▸ **WRITTEN PROBLEM**: Give only the number of lines in the records that include the string "this".

* start RECORDS TO USE *

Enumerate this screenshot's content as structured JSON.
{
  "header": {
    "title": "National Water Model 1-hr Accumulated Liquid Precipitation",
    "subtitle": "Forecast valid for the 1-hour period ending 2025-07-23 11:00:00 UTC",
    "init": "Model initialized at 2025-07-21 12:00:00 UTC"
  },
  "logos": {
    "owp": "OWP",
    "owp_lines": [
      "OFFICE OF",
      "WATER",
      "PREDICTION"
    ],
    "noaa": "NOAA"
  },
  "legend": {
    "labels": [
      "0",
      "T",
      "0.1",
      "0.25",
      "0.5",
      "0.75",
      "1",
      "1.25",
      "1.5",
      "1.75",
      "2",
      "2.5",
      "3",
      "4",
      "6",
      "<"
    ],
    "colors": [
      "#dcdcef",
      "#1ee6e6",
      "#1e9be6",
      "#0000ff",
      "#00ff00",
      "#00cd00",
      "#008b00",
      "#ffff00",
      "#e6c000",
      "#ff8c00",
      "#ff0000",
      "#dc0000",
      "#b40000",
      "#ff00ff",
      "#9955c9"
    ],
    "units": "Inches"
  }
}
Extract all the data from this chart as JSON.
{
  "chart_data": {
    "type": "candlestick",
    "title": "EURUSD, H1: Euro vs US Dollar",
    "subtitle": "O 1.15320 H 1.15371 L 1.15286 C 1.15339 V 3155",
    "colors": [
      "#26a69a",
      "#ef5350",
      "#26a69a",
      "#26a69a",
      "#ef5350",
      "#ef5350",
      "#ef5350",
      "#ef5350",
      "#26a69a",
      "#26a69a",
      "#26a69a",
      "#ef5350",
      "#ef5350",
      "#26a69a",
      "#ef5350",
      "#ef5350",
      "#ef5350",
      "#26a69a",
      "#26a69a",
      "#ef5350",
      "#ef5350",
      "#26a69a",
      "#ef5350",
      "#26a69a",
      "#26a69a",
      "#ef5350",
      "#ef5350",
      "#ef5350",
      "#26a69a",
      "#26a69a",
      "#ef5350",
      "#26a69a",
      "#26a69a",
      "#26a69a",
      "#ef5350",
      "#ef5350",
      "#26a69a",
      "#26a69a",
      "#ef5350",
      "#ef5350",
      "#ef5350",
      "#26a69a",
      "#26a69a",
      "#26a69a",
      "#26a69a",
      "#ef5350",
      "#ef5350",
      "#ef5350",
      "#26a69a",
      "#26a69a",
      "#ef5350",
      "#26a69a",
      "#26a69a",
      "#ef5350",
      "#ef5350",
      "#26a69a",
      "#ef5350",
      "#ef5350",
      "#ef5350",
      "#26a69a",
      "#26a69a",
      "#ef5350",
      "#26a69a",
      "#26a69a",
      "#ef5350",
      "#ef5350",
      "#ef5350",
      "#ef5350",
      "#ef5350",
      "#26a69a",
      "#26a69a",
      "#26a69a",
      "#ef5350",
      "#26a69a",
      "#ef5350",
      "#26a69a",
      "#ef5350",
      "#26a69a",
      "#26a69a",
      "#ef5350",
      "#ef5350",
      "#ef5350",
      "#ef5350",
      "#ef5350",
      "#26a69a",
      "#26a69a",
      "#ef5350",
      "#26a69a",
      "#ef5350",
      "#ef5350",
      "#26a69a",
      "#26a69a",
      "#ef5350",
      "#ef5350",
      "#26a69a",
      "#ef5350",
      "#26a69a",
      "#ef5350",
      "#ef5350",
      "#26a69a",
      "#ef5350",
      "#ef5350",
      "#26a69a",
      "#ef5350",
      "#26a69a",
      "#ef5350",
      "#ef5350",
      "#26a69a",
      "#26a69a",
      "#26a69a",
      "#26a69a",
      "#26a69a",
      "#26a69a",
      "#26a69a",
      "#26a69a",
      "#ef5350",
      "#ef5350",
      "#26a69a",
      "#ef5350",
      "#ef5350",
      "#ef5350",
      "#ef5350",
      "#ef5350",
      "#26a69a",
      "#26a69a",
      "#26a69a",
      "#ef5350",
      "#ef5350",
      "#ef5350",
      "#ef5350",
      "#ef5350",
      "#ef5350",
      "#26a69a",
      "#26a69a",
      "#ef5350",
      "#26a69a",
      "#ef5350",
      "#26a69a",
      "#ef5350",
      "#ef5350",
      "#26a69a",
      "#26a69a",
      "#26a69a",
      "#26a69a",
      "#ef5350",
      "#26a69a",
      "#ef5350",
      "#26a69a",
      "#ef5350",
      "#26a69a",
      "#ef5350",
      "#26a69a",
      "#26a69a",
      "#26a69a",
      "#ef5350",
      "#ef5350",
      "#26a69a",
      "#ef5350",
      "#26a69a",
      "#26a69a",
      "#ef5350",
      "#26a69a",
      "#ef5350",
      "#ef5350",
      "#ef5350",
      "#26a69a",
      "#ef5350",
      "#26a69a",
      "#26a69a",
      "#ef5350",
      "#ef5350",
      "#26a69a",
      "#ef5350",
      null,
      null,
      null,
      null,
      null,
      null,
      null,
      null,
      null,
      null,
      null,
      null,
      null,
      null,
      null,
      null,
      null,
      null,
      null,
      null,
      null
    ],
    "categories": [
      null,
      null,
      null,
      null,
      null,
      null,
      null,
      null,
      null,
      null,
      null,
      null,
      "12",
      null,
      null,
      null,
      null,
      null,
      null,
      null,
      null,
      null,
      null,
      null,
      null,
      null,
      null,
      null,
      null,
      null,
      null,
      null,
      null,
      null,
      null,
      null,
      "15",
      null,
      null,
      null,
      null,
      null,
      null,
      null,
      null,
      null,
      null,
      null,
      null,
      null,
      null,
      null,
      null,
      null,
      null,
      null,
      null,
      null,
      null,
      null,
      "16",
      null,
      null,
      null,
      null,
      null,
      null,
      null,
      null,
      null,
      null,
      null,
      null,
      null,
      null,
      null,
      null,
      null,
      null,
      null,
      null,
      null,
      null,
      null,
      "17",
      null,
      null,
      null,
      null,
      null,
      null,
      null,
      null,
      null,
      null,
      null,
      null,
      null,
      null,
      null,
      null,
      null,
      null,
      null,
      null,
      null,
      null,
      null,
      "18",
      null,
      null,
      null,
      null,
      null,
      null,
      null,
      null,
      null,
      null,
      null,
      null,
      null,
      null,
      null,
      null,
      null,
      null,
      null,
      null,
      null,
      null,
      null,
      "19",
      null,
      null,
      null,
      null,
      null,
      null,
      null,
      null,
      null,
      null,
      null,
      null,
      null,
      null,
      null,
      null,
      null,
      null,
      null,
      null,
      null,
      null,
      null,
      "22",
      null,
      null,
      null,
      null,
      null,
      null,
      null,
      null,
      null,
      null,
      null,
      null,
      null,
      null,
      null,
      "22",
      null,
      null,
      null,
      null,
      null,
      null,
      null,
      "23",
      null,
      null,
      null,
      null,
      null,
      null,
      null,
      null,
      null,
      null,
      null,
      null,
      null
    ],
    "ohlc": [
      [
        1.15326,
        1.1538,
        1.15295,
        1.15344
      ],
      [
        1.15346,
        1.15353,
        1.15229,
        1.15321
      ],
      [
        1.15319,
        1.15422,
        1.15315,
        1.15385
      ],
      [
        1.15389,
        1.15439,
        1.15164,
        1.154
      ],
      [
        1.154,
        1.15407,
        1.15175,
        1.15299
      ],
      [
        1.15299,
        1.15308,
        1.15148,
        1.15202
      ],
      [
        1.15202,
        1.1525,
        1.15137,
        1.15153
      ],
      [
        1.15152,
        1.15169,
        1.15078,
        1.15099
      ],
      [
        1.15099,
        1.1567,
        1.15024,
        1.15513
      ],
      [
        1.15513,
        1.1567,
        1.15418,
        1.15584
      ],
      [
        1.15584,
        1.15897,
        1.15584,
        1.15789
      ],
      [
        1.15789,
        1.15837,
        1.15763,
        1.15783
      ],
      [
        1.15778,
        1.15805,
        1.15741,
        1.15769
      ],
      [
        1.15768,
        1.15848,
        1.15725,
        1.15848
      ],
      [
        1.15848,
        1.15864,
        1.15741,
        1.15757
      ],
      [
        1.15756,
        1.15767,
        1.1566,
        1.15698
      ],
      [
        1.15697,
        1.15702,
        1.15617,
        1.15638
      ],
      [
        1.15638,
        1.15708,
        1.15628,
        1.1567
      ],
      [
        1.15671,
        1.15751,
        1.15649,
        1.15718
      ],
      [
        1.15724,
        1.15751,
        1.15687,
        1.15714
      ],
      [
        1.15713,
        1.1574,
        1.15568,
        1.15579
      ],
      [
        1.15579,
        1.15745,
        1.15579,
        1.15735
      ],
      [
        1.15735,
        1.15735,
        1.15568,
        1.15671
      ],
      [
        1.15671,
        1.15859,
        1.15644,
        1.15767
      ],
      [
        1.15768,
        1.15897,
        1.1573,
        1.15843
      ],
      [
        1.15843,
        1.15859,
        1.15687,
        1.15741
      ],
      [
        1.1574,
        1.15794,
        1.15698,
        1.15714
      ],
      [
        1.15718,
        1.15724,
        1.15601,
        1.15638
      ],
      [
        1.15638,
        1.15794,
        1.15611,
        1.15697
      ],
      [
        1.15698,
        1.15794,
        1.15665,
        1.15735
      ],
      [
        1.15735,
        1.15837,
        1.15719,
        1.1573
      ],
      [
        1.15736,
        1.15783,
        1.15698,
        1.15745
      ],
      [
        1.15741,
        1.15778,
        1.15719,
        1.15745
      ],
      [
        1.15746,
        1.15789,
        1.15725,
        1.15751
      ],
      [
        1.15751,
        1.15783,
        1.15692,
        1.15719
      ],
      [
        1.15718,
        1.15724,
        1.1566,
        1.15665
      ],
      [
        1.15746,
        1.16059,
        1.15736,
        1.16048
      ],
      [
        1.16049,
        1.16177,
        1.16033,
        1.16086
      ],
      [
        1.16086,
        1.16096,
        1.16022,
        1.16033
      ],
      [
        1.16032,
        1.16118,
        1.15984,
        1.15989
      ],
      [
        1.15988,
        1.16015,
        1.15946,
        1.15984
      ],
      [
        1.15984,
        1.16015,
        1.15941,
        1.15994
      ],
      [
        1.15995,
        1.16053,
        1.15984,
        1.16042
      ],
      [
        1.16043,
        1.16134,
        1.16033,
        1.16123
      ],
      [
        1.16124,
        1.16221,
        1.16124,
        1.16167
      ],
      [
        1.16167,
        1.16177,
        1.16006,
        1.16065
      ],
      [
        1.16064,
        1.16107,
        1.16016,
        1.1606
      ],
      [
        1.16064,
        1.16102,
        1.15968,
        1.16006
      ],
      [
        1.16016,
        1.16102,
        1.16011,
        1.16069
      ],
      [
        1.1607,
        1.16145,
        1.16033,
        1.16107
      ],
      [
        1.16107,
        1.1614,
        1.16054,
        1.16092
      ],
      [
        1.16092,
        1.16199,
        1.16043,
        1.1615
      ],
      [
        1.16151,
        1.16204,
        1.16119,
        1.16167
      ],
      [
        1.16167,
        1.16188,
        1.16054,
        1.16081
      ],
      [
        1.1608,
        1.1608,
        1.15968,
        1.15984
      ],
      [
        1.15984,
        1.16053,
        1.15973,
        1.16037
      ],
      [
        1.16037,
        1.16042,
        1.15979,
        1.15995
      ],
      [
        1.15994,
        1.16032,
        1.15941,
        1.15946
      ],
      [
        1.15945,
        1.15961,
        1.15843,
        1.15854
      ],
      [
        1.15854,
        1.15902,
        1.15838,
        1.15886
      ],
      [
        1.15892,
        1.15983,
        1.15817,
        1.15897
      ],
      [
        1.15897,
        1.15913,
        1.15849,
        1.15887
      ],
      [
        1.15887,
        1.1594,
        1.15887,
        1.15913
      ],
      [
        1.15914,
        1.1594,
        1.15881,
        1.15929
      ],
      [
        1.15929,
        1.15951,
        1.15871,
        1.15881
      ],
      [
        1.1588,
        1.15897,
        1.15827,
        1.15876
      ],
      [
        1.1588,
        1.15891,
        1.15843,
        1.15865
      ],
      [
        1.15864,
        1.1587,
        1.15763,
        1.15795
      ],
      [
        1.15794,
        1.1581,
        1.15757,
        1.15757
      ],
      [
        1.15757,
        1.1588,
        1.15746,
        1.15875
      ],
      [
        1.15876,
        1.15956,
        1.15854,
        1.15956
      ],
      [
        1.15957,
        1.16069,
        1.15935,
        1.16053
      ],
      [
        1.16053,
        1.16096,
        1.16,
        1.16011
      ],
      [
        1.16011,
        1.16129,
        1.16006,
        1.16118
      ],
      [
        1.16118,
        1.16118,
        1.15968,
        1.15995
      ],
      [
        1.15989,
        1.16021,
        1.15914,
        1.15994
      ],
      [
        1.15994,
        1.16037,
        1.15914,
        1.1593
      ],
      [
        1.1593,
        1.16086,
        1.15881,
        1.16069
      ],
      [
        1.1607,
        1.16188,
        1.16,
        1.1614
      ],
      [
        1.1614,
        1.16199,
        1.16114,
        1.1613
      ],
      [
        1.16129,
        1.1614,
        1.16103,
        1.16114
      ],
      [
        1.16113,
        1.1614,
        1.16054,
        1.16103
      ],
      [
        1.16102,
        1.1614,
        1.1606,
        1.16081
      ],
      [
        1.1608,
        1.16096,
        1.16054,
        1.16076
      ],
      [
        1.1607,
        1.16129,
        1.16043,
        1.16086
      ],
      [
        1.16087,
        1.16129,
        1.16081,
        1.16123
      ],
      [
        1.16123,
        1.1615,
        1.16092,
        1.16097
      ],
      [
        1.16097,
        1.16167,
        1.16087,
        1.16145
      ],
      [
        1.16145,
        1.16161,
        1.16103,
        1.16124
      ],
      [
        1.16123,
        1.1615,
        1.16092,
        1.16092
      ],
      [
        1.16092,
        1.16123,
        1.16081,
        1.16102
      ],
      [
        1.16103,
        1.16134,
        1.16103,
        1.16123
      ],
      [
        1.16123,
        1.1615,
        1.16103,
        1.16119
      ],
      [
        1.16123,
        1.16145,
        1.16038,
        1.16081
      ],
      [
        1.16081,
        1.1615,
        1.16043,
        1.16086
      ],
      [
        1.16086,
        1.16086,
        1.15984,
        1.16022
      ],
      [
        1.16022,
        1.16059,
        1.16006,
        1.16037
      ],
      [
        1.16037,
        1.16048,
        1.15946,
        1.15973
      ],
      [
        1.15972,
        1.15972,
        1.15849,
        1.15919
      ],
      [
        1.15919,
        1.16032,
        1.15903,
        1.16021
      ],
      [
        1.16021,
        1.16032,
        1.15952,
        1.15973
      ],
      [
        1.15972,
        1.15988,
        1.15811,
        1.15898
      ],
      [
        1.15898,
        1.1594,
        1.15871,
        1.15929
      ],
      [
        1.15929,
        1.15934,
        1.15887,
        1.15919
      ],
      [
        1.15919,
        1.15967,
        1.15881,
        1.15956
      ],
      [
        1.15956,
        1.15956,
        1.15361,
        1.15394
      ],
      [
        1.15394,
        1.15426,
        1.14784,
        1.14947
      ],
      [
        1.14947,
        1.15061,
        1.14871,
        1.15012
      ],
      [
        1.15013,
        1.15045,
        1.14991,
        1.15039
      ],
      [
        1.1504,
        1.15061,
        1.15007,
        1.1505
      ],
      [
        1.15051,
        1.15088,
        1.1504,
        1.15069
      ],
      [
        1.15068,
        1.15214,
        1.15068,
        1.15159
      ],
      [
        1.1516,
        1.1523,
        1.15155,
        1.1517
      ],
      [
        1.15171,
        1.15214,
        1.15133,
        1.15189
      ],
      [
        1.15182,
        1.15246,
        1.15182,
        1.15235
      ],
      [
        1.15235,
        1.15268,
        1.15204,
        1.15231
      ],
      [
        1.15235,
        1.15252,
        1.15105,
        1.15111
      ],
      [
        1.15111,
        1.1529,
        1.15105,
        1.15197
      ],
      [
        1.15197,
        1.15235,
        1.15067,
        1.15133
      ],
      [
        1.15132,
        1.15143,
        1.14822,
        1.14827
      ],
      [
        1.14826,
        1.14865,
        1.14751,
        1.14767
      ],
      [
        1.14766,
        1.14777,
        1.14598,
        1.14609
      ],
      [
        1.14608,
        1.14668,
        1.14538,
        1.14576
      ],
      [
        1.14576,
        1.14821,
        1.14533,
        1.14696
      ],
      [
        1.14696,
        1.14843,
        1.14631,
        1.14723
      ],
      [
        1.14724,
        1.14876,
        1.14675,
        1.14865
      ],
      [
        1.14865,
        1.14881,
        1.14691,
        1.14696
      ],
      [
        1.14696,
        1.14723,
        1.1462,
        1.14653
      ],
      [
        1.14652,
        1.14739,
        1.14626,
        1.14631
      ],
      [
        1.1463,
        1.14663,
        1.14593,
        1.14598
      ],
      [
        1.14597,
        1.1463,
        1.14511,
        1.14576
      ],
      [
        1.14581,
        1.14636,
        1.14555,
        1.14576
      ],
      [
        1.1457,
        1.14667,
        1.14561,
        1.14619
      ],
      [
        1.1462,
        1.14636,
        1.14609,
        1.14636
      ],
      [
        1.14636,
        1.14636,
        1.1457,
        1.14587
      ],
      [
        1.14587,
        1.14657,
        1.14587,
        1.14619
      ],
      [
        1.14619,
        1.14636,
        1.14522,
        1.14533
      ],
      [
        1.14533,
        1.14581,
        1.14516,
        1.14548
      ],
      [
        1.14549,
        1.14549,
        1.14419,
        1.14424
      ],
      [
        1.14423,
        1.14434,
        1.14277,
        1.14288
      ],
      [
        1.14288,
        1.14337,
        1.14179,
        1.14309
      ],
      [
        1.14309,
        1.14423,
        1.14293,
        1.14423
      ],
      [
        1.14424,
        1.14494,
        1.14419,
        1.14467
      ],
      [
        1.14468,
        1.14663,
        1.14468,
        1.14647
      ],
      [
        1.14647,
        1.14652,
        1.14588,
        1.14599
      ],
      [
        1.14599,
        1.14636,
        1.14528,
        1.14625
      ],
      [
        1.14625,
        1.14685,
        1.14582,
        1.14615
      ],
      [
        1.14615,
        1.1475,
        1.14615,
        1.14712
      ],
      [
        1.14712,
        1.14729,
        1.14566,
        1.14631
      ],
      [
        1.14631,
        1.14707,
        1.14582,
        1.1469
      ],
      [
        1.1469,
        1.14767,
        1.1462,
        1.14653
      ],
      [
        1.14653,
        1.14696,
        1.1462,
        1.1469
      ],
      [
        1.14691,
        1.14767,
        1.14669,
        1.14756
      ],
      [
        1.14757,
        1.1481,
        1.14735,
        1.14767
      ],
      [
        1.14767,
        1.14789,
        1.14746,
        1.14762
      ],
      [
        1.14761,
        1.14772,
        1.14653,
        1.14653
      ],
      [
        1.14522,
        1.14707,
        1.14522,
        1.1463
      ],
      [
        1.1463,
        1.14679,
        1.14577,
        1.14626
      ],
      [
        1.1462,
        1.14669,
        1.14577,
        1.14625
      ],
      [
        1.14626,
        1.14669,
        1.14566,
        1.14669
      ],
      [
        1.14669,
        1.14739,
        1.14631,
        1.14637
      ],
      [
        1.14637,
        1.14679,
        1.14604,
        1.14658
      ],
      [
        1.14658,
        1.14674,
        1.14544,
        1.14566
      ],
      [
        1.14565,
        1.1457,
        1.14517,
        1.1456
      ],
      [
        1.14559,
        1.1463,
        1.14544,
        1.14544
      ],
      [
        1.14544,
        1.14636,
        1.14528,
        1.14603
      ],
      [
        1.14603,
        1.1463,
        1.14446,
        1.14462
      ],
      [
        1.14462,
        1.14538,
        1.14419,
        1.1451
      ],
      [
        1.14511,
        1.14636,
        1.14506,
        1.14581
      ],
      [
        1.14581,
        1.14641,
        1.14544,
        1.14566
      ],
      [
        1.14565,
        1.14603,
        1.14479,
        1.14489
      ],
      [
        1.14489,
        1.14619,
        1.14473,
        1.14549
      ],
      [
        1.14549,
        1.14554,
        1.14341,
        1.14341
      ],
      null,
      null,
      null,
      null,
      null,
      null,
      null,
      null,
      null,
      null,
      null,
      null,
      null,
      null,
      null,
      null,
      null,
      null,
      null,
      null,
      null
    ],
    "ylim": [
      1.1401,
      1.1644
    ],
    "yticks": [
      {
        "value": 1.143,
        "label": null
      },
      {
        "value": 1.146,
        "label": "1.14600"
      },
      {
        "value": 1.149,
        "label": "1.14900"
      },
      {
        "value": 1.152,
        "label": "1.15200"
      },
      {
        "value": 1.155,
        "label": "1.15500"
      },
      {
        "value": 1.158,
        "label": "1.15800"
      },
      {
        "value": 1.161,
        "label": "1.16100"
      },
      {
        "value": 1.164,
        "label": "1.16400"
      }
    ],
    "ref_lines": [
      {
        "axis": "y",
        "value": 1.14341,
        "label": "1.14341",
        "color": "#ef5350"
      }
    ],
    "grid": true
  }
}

* end RECORDS TO USE *

▸ **REPLY**: 2